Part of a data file
## Begin

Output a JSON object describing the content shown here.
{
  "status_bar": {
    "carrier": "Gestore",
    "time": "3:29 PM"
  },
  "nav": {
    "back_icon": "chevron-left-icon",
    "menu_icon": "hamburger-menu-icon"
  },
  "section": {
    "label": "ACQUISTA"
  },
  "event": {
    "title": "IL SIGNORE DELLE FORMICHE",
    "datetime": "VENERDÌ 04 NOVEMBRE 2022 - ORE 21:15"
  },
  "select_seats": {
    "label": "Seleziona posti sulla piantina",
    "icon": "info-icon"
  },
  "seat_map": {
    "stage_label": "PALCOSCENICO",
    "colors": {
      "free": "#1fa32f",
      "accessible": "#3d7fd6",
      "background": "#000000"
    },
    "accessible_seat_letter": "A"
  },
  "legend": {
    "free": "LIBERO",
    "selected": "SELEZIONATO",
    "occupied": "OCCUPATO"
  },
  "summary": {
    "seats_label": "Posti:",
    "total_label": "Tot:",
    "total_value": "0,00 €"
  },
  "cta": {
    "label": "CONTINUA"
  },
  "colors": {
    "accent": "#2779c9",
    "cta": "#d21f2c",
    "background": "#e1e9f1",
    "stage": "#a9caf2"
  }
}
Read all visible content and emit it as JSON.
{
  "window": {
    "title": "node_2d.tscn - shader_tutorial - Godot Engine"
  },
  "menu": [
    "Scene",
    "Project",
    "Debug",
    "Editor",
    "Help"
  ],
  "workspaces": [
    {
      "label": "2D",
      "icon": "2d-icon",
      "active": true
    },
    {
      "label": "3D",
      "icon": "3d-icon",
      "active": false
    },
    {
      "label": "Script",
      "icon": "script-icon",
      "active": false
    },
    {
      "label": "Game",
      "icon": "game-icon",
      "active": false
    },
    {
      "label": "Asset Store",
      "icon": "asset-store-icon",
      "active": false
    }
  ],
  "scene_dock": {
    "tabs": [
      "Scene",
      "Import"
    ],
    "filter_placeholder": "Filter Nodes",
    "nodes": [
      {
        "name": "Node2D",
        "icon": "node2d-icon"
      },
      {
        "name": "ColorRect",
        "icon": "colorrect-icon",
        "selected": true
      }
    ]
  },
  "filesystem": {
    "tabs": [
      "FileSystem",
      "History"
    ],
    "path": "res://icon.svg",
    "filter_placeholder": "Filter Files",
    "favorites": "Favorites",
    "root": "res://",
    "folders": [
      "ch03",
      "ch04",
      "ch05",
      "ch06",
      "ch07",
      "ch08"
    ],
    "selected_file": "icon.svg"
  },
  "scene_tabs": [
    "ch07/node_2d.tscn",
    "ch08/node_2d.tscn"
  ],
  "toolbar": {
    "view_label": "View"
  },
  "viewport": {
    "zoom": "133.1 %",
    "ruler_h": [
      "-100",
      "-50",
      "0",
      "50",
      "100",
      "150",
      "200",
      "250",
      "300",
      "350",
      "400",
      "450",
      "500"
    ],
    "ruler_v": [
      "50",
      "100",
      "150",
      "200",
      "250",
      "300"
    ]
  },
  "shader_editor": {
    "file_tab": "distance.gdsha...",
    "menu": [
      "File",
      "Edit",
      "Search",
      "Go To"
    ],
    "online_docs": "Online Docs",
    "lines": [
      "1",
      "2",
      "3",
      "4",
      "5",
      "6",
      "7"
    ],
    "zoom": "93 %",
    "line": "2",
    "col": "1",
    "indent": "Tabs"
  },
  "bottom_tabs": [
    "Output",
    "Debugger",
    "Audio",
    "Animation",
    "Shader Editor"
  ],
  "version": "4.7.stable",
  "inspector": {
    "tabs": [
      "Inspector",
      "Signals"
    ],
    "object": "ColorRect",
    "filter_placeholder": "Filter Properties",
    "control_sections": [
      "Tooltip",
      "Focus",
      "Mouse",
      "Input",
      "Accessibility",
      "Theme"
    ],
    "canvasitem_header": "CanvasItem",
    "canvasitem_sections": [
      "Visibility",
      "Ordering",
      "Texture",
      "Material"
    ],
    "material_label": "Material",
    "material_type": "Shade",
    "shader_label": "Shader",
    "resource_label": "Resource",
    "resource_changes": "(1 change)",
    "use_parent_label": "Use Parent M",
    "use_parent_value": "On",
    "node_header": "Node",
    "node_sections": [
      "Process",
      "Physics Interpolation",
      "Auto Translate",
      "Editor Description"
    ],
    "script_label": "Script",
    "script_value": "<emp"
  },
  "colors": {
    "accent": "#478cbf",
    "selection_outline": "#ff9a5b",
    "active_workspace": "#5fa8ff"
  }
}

## End

Each record above must be given again exactly.

Full output:
Output a JSON object describing the content shown here.
{
  "status_bar": {
    "carrier": "Gestore",
    "time": "3:29 PM"
  },
  "nav": {
    "back_icon": "chevron-left-icon",
    "menu_icon": "hamburger-menu-icon"
  },
  "section": {
    "label": "ACQUISTA"
  },
  "event": {
    "title": "IL SIGNORE DELLE FORMICHE",
    "datetime": "VENERDÌ 04 NOVEMBRE 2022 - ORE 21:15"
  },
  "select_seats": {
    "label": "Seleziona posti sulla piantina",
    "icon": "info-icon"
  },
  "seat_map": {
    "stage_label": "PALCOSCENICO",
    "colors": {
      "free": "#1fa32f",
      "accessible": "#3d7fd6",
      "background": "#000000"
    },
    "accessible_seat_letter": "A"
  },
  "legend": {
    "free": "LIBERO",
    "selected": "SELEZIONATO",
    "occupied": "OCCUPATO"
  },
  "summary": {
    "seats_label": "Posti:",
    "total_label": "Tot:",
    "total_value": "0,00 €"
  },
  "cta": {
    "label": "CONTINUA"
  },
  "colors": {
    "accent": "#2779c9",
    "cta": "#d21f2c",
    "background": "#e1e9f1",
    "stage": "#a9caf2"
  }
}
Read all visible content and emit it as JSON.
{
  "window": {
    "title": "node_2d.tscn - shader_tutorial - Godot Engine"
  },
  "menu": [
    "Scene",
    "Project",
    "Debug",
    "Editor",
    "Help"
  ],
  "workspaces": [
    {
      "label": "2D",
      "icon": "2d-icon",
      "active": true
    },
    {
      "label": "3D",
      "icon": "3d-icon",
      "active": false
    },
    {
      "label": "Script",
      "icon": "script-icon",
      "active": false
    },
    {
      "label": "Game",
      "icon": "game-icon",
      "active": false
    },
    {
      "label": "Asset Store",
      "icon": "asset-store-icon",
      "active": false
    }
  ],
  "scene_dock": {
    "tabs": [
      "Scene",
      "Import"
    ],
    "filter_placeholder": "Filter Nodes",
    "nodes": [
      {
        "name": "Node2D",
        "icon": "node2d-icon"
      },
      {
        "name": "ColorRect",
        "icon": "colorrect-icon",
        "selected": true
      }
    ]
  },
  "filesystem": {
    "tabs": [
      "FileSystem",
      "History"
    ],
    "path": "res://icon.svg",
    "filter_placeholder": "Filter Files",
    "favorites": "Favorites",
    "root": "res://",
    "folders": [
      "ch03",
      "ch04",
      "ch05",
      "ch06",
      "ch07",
      "ch08"
    ],
    "selected_file": "icon.svg"
  },
  "scene_tabs": [
    "ch07/node_2d.tscn",
    "ch08/node_2d.tscn"
  ],
  "toolbar": {
    "view_label": "View"
  },
  "viewport": {
    "zoom": "133.1 %",
    "ruler_h": [
      "-100",
      "-50",
      "0",
      "50",
      "100",
      "150",
      "200",
      "250",
      "300",
      "350",
      "400",
      "450",
      "500"
    ],
    "ruler_v": [
      "50",
      "100",
      "150",
      "200",
      "250",
      "300"
    ]
  },
  "shader_editor": {
    "file_tab": "distance.gdsha...",
    "menu": [
      "File",
      "Edit",
      "Search",
      "Go To"
    ],
    "online_docs": "Online Docs",
    "lines": [
      "1",
      "2",
      "3",
      "4",
      "5",
      "6",
      "7"
    ],
    "zoom": "93 %",
    "line": "2",
    "col": "1",
    "indent": "Tabs"
  },
  "bottom_tabs": [
    "Output",
    "Debugger",
    "Audio",
    "Animation",
    "Shader Editor"
  ],
  "version": "4.7.stable",
  "inspector": {
    "tabs": [
      "Inspector",
      "Signals"
    ],
    "object": "ColorRect",
    "filter_placeholder": "Filter Properties",
    "control_sections": [
      "Tooltip",
      "Focus",
      "Mouse",
      "Input",
      "Accessibility",
      "Theme"
    ],
    "canvasitem_header": "CanvasItem",
    "canvasitem_sections": [
      "Visibility",
      "Ordering",
      "Texture",
      "Material"
    ],
    "material_label": "Material",
    "material_type": "Shade",
    "shader_label": "Shader",
    "resource_label": "Resource",
    "resource_changes": "(1 change)",
    "use_parent_label": "Use Parent M",
    "use_parent_value": "On",
    "node_header": "Node",
    "node_sections": [
      "Process",
      "Physics Interpolation",
      "Auto Translate",
      "Editor Description"
    ],
    "script_label": "Script",
    "script_value": "<emp"
  },
  "colors": {
    "accent": "#478cbf",
    "selection_outline": "#ff9a5b",
    "active_workspace": "#5fa8ff"
  }
}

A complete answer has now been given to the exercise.